:: Exercise details ::
Each entry below should be written out exactly as it is, with no pictures.

===== Excerpted records =====

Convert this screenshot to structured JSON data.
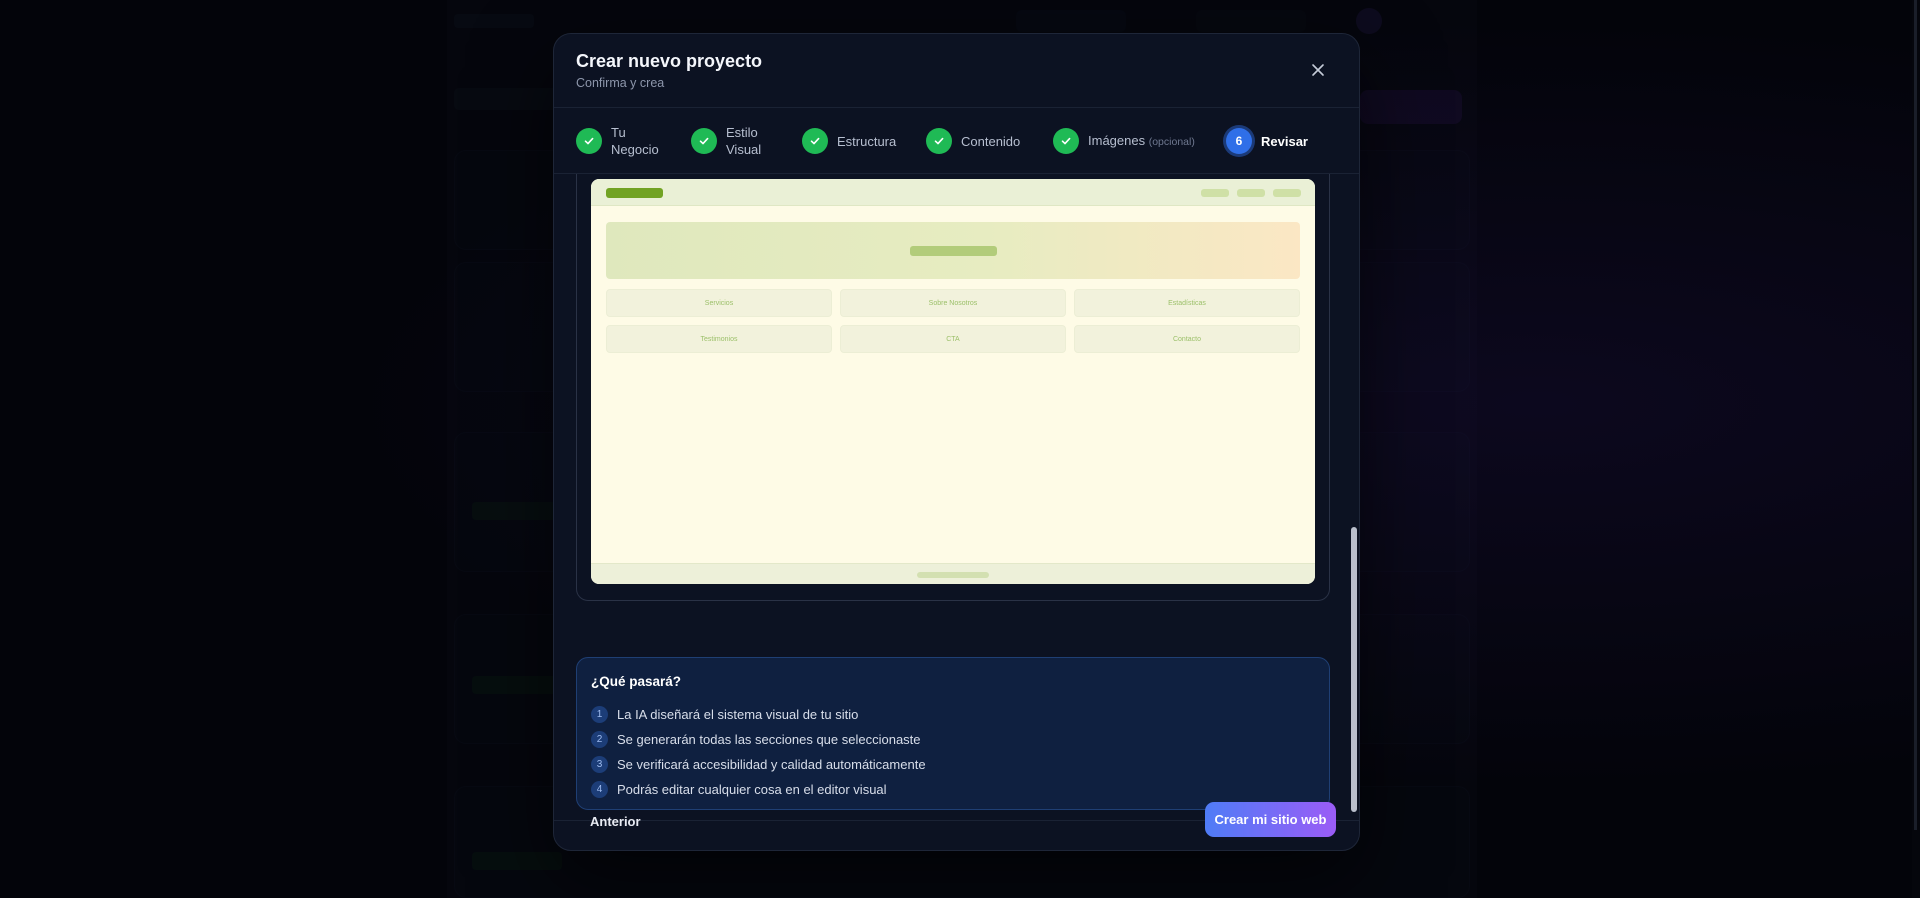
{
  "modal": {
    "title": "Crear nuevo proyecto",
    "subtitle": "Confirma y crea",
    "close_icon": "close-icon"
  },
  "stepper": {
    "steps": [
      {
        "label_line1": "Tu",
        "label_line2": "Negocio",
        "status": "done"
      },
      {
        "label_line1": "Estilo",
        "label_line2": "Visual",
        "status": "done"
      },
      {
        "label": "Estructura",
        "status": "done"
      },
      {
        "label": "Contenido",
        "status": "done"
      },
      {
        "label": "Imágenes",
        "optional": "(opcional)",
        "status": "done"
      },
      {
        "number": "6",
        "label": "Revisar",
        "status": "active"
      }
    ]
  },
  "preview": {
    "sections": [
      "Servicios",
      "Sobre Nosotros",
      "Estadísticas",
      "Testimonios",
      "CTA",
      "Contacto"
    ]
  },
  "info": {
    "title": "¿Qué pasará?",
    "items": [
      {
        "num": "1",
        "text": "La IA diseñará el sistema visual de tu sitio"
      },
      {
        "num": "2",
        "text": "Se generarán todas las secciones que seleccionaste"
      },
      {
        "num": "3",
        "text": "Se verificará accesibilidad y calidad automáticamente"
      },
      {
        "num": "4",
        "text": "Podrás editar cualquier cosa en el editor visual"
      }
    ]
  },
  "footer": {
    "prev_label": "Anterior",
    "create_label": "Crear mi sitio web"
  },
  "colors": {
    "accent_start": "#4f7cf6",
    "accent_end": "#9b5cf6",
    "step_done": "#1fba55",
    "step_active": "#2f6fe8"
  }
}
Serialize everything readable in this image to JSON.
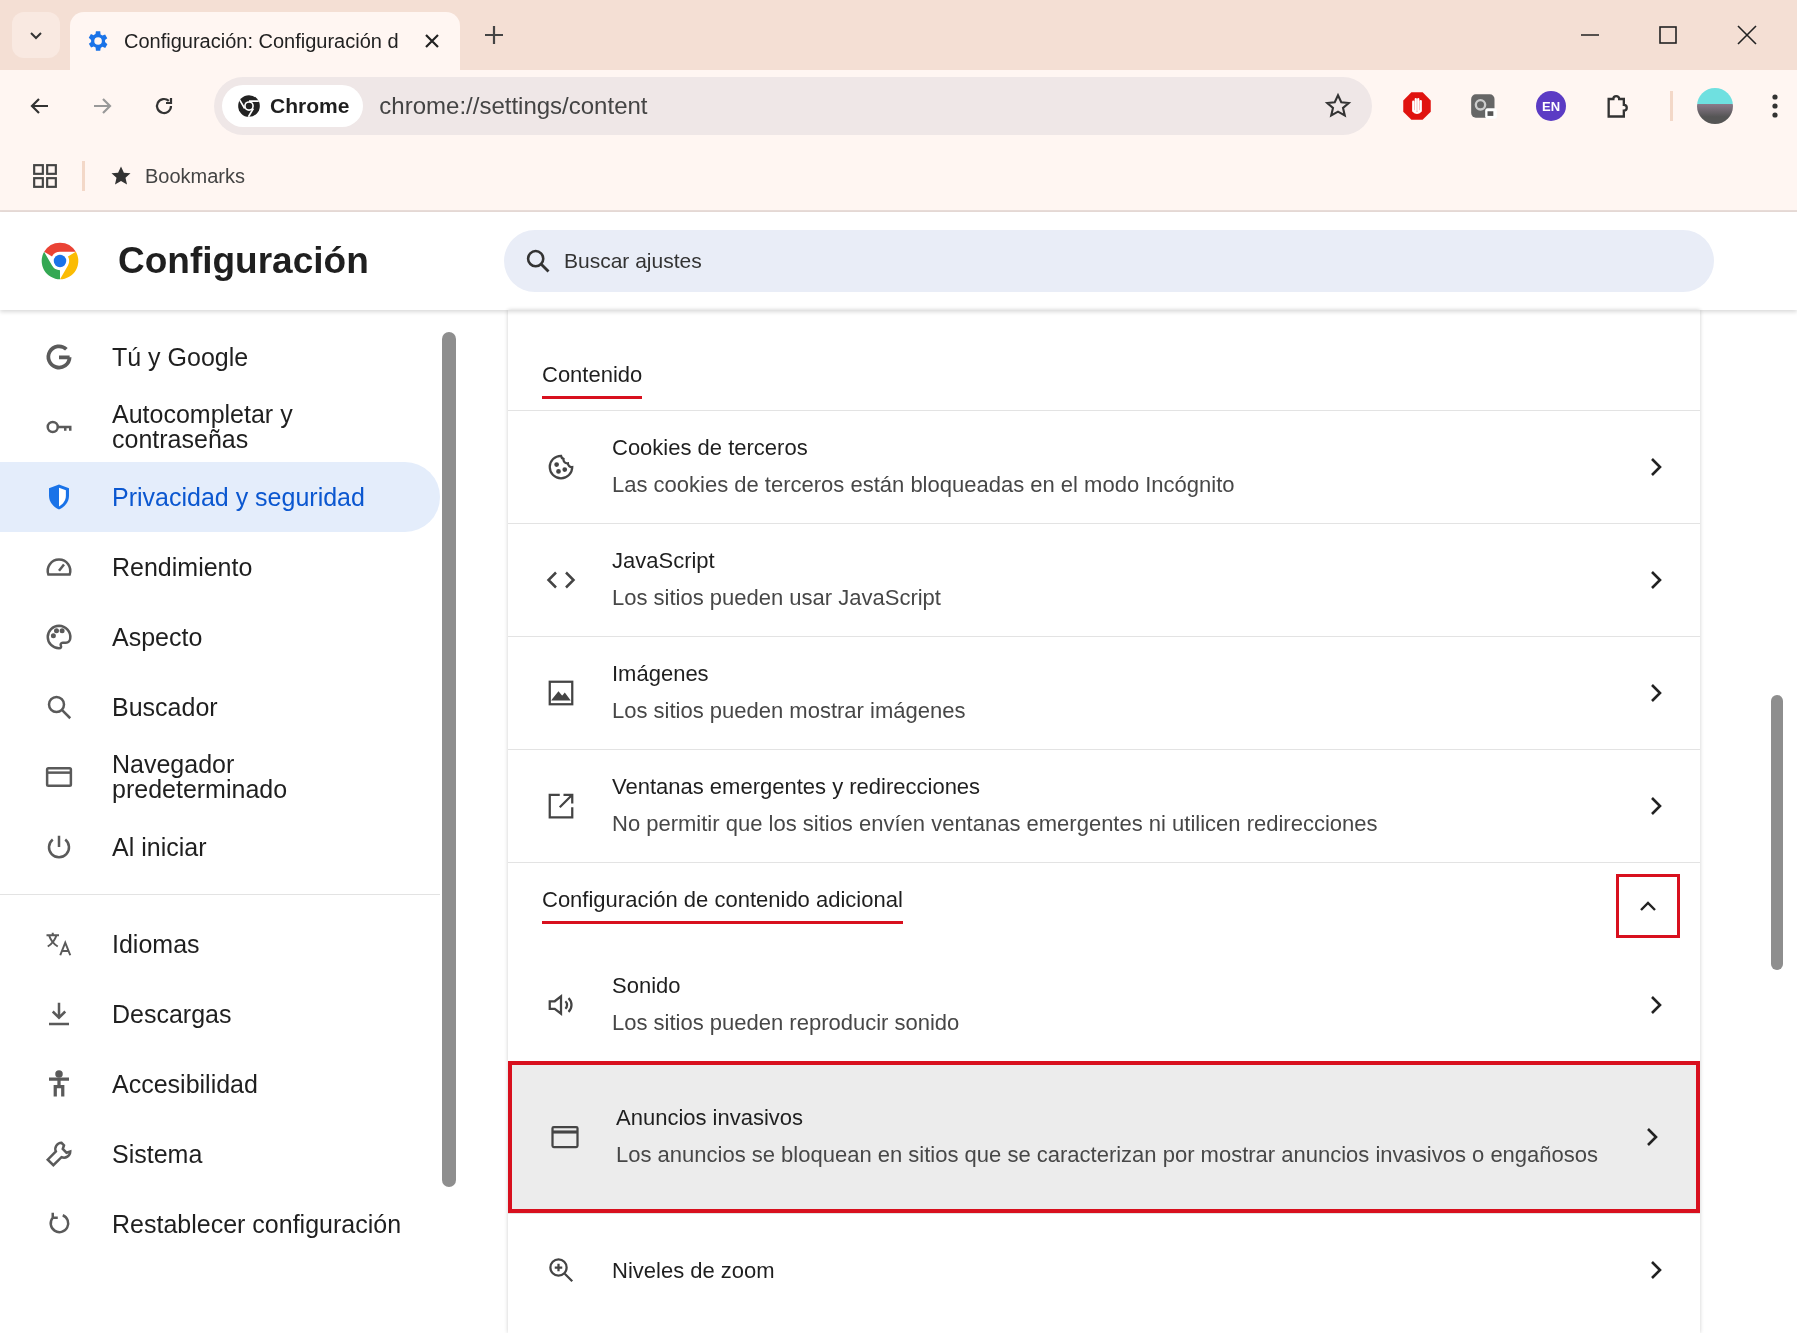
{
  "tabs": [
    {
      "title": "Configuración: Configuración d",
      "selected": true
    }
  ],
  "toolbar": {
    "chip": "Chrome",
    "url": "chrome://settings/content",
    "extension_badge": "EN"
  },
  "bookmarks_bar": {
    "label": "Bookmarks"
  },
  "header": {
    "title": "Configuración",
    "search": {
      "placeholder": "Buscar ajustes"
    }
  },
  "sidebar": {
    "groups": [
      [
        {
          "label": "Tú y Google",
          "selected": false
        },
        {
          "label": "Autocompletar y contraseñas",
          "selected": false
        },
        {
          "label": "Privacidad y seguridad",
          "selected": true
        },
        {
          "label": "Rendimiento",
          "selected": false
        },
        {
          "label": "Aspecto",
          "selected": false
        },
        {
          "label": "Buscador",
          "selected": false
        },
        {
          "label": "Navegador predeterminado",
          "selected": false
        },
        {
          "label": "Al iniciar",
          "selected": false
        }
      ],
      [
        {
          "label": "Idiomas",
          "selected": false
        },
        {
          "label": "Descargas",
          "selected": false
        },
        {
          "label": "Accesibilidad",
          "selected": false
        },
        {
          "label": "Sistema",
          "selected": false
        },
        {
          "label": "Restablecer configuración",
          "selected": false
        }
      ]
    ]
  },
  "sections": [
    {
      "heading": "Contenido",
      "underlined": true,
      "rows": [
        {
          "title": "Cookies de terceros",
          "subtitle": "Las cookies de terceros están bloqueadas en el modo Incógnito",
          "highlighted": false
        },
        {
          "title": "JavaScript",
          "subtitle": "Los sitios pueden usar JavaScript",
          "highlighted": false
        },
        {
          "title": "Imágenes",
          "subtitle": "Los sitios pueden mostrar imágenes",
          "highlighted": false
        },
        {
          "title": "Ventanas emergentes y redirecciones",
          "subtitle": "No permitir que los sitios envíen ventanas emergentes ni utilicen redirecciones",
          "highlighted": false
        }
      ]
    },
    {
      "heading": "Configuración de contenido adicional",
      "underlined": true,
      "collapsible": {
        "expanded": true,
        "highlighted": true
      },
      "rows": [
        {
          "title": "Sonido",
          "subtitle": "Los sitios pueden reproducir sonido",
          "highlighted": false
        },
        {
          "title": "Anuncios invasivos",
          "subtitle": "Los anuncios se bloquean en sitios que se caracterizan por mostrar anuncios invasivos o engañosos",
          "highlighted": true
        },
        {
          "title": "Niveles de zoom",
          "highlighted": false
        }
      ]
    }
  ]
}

=====

:: Task response ::
Convert this screenshot to structured JSON data.
{
  "modal": {
    "title": "Crear nuevo proyecto",
    "subtitle": "Confirma y crea",
    "close_icon": "close-icon"
  },
  "stepper": {
    "steps": [
      {
        "label_line1": "Tu",
        "label_line2": "Negocio",
        "status": "done"
      },
      {
        "label_line1": "Estilo",
        "label_line2": "Visual",
        "status": "done"
      },
      {
        "label": "Estructura",
        "status": "done"
      },
      {
        "label": "Contenido",
        "status": "done"
      },
      {
        "label": "Imágenes",
        "optional": "(opcional)",
        "status": "done"
      },
      {
        "number": "6",
        "label": "Revisar",
        "status": "active"
      }
    ]
  },
  "preview": {
    "sections": [
      "Servicios",
      "Sobre Nosotros",
      "Estadísticas",
      "Testimonios",
      "CTA",
      "Contacto"
    ]
  },
  "info": {
    "title": "¿Qué pasará?",
    "items": [
      {
        "num": "1",
        "text": "La IA diseñará el sistema visual de tu sitio"
      },
      {
        "num": "2",
        "text": "Se generarán todas las secciones que seleccionaste"
      },
      {
        "num": "3",
        "text": "Se verificará accesibilidad y calidad automáticamente"
      },
      {
        "num": "4",
        "text": "Podrás editar cualquier cosa en el editor visual"
      }
    ]
  },
  "footer": {
    "prev_label": "Anterior",
    "create_label": "Crear mi sitio web"
  },
  "colors": {
    "accent_start": "#4f7cf6",
    "accent_end": "#9b5cf6",
    "step_done": "#1fba55",
    "step_active": "#2f6fe8"
  }
}
Serialize everything readable in this image to JSON.
{
  "tabs": [
    {
      "title": "Configuración: Configuración d",
      "selected": true
    }
  ],
  "toolbar": {
    "chip": "Chrome",
    "url": "chrome://settings/content",
    "extension_badge": "EN"
  },
  "bookmarks_bar": {
    "label": "Bookmarks"
  },
  "header": {
    "title": "Configuración",
    "search": {
      "placeholder": "Buscar ajustes"
    }
  },
  "sidebar": {
    "groups": [
      [
        {
          "label": "Tú y Google",
          "selected": false
        },
        {
          "label": "Autocompletar y contraseñas",
          "selected": false
        },
        {
          "label": "Privacidad y seguridad",
          "selected": true
        },
        {
          "label": "Rendimiento",
          "selected": false
        },
        {
          "label": "Aspecto",
          "selected": false
        },
        {
          "label": "Buscador",
          "selected": false
        },
        {
          "label": "Navegador predeterminado",
          "selected": false
        },
        {
          "label": "Al iniciar",
          "selected": false
        }
      ],
      [
        {
          "label": "Idiomas",
          "selected": false
        },
        {
          "label": "Descargas",
          "selected": false
        },
        {
          "label": "Accesibilidad",
          "selected": false
        },
        {
          "label": "Sistema",
          "selected": false
        },
        {
          "label": "Restablecer configuración",
          "selected": false
        }
      ]
    ]
  },
  "sections": [
    {
      "heading": "Contenido",
      "underlined": true,
      "rows": [
        {
          "title": "Cookies de terceros",
          "subtitle": "Las cookies de terceros están bloqueadas en el modo Incógnito",
          "highlighted": false
        },
        {
          "title": "JavaScript",
          "subtitle": "Los sitios pueden usar JavaScript",
          "highlighted": false
        },
        {
          "title": "Imágenes",
          "subtitle": "Los sitios pueden mostrar imágenes",
          "highlighted": false
        },
        {
          "title": "Ventanas emergentes y redirecciones",
          "subtitle": "No permitir que los sitios envíen ventanas emergentes ni utilicen redirecciones",
          "highlighted": false
        }
      ]
    },
    {
      "heading": "Configuración de contenido adicional",
      "underlined": true,
      "collapsible": {
        "expanded": true,
        "highlighted": true
      },
      "rows": [
        {
          "title": "Sonido",
          "subtitle": "Los sitios pueden reproducir sonido",
          "highlighted": false
        },
        {
          "title": "Anuncios invasivos",
          "subtitle": "Los anuncios se bloquean en sitios que se caracterizan por mostrar anuncios invasivos o engañosos",
          "highlighted": true
        },
        {
          "title": "Niveles de zoom",
          "highlighted": false
        }
      ]
    }
  ]
}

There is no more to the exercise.